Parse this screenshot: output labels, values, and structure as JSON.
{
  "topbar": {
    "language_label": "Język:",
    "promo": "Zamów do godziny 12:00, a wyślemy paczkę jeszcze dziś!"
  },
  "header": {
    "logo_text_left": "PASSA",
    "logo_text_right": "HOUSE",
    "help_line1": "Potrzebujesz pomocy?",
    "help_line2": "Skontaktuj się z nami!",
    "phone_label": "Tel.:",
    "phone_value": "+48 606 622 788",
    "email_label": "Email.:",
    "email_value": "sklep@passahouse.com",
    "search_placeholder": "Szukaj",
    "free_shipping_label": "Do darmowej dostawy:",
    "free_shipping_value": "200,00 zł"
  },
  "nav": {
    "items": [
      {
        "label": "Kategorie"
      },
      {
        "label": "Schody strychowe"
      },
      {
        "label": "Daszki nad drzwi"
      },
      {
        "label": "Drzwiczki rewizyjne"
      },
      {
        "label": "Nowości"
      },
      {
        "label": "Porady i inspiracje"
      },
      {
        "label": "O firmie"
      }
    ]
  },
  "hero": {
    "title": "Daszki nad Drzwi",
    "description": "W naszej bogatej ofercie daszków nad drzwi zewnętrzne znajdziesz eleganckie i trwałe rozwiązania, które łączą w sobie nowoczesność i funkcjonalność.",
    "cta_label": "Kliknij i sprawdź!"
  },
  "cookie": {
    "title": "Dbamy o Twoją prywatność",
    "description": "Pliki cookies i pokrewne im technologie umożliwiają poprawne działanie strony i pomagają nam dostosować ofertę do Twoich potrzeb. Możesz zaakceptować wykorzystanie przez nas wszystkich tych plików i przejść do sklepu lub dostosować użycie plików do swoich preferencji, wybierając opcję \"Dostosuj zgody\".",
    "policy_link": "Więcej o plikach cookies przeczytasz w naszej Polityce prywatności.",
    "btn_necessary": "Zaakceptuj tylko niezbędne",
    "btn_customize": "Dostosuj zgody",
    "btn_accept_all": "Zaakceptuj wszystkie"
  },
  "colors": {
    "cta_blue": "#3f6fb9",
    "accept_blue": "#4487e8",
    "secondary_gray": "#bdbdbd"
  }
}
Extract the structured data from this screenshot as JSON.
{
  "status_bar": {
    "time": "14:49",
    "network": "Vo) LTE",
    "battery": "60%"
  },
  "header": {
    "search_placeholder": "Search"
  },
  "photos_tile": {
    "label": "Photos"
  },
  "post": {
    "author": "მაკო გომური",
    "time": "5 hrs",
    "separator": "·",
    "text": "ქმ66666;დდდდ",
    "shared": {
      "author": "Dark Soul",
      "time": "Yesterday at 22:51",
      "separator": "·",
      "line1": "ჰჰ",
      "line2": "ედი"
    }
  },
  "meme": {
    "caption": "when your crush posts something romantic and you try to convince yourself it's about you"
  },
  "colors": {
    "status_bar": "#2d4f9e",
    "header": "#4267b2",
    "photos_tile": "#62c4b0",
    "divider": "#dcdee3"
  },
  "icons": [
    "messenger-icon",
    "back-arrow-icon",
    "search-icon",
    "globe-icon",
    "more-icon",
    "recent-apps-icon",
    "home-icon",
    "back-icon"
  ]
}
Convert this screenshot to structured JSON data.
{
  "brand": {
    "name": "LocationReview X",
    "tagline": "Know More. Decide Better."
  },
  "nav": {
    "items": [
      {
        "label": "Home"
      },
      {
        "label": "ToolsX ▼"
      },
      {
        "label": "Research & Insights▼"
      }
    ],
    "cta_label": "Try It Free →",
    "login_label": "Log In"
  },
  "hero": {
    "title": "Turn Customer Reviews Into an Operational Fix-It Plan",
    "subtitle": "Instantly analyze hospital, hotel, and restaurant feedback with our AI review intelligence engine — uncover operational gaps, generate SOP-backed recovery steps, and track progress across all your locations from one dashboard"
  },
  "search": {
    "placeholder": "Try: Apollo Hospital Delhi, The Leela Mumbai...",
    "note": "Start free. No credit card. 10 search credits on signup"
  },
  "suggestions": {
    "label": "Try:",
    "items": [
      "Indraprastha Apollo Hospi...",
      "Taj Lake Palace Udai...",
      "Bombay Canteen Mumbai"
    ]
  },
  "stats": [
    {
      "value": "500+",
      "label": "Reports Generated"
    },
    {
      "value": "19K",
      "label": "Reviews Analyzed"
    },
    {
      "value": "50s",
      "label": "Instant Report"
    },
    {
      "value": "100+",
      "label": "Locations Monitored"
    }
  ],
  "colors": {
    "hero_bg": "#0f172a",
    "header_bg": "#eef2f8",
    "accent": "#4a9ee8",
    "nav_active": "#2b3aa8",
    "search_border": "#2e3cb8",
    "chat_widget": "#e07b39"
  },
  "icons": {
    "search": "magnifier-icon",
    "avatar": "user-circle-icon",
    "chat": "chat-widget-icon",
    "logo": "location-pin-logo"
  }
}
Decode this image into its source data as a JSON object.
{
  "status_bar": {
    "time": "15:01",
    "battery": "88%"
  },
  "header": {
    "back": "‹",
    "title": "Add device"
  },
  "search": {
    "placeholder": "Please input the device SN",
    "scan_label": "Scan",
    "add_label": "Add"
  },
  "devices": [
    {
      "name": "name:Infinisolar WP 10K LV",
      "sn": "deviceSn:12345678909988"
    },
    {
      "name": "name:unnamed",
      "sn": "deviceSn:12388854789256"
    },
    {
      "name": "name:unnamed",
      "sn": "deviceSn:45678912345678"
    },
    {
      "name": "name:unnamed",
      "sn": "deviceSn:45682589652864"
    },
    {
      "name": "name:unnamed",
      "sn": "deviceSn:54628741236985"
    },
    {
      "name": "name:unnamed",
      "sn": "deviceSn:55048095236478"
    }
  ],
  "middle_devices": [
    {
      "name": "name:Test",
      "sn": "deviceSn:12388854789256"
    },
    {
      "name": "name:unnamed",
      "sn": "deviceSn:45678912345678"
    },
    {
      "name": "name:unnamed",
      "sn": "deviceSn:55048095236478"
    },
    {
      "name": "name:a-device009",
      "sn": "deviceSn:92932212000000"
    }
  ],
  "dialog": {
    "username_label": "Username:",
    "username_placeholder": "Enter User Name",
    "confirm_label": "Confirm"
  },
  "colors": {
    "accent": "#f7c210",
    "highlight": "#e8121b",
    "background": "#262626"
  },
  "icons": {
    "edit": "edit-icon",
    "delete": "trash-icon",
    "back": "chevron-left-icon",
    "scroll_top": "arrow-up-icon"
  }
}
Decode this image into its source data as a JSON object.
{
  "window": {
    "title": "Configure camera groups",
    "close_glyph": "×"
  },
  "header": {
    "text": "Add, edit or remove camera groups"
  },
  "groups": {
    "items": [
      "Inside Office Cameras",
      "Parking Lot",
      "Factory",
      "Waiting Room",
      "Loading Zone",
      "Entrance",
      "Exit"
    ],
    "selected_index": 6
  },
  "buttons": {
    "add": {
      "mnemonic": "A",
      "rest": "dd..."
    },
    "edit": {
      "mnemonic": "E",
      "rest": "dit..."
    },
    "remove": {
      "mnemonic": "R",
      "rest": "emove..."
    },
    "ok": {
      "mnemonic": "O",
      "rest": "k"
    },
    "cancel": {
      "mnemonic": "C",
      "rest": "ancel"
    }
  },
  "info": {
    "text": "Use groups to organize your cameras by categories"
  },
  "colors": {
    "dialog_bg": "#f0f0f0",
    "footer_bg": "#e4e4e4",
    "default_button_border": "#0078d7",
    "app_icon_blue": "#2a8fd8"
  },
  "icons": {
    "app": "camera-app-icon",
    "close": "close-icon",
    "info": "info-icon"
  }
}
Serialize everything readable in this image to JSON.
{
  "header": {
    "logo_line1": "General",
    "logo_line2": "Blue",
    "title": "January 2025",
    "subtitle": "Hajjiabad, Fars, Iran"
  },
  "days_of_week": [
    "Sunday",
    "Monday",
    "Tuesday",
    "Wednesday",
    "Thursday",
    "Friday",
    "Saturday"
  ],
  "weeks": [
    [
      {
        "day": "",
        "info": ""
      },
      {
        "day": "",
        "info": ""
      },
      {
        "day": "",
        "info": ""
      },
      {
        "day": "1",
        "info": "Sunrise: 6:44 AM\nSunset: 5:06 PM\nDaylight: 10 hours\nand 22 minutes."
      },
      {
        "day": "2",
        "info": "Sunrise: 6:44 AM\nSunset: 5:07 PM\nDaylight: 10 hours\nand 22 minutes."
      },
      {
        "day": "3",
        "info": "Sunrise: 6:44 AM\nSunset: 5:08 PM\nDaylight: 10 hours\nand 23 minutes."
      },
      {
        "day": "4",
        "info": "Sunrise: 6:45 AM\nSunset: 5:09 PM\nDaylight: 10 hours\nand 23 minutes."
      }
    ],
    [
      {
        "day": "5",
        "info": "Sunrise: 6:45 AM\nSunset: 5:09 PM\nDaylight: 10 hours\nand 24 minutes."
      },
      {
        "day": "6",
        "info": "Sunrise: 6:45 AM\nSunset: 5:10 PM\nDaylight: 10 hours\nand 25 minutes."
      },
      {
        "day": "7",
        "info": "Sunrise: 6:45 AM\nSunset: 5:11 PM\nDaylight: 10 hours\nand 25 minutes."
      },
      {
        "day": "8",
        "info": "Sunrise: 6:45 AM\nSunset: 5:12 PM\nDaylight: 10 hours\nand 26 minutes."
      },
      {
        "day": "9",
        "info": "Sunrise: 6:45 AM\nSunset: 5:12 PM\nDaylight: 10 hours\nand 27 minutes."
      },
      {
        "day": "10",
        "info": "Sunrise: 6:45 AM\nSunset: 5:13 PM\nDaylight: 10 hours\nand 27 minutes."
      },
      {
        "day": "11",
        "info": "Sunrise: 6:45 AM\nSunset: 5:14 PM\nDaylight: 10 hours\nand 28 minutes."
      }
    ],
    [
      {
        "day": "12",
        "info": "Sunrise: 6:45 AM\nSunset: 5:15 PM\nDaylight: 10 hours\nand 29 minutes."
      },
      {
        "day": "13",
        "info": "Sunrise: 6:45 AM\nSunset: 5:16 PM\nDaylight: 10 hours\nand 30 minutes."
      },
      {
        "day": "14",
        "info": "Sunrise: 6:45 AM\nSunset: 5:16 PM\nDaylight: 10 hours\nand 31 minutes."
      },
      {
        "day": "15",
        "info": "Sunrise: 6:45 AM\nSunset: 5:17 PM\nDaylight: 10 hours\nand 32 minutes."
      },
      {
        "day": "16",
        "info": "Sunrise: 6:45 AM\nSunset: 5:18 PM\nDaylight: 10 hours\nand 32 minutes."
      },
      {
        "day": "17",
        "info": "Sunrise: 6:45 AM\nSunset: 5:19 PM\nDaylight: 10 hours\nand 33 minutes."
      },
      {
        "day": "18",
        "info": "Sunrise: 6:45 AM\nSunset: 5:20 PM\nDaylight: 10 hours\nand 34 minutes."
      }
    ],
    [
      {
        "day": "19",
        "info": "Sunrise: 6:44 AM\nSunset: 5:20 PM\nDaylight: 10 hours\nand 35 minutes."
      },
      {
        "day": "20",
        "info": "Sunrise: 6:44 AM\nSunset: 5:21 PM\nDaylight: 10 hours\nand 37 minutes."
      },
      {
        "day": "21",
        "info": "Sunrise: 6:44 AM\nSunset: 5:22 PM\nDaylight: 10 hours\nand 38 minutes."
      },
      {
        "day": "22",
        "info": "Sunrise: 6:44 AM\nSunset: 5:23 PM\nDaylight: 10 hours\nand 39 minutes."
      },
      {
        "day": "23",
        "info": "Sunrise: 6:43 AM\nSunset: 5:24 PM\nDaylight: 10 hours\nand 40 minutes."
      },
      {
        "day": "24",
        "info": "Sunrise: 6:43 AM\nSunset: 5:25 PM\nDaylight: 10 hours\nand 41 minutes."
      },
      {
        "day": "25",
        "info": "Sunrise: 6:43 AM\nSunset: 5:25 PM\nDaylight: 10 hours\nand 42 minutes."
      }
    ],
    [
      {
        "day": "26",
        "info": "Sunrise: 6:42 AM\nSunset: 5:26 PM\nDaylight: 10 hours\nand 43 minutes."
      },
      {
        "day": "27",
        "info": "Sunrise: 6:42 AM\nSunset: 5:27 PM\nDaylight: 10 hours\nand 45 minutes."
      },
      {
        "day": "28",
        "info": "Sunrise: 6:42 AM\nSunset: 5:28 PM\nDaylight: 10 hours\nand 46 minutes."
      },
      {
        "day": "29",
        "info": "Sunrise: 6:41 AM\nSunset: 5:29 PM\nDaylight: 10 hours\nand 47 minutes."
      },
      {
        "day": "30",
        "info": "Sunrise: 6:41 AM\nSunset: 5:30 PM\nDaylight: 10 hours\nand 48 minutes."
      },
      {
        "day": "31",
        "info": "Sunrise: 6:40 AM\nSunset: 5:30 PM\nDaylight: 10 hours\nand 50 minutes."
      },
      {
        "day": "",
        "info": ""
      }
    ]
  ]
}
****************
» Problem
In the records above, find the lines containing "screenshot" and copy them.

» Right answer
Parse this screenshot: output labels, values, and structure as JSON.
Extract the structured data from this screenshot as JSON.
Convert this screenshot to structured JSON data.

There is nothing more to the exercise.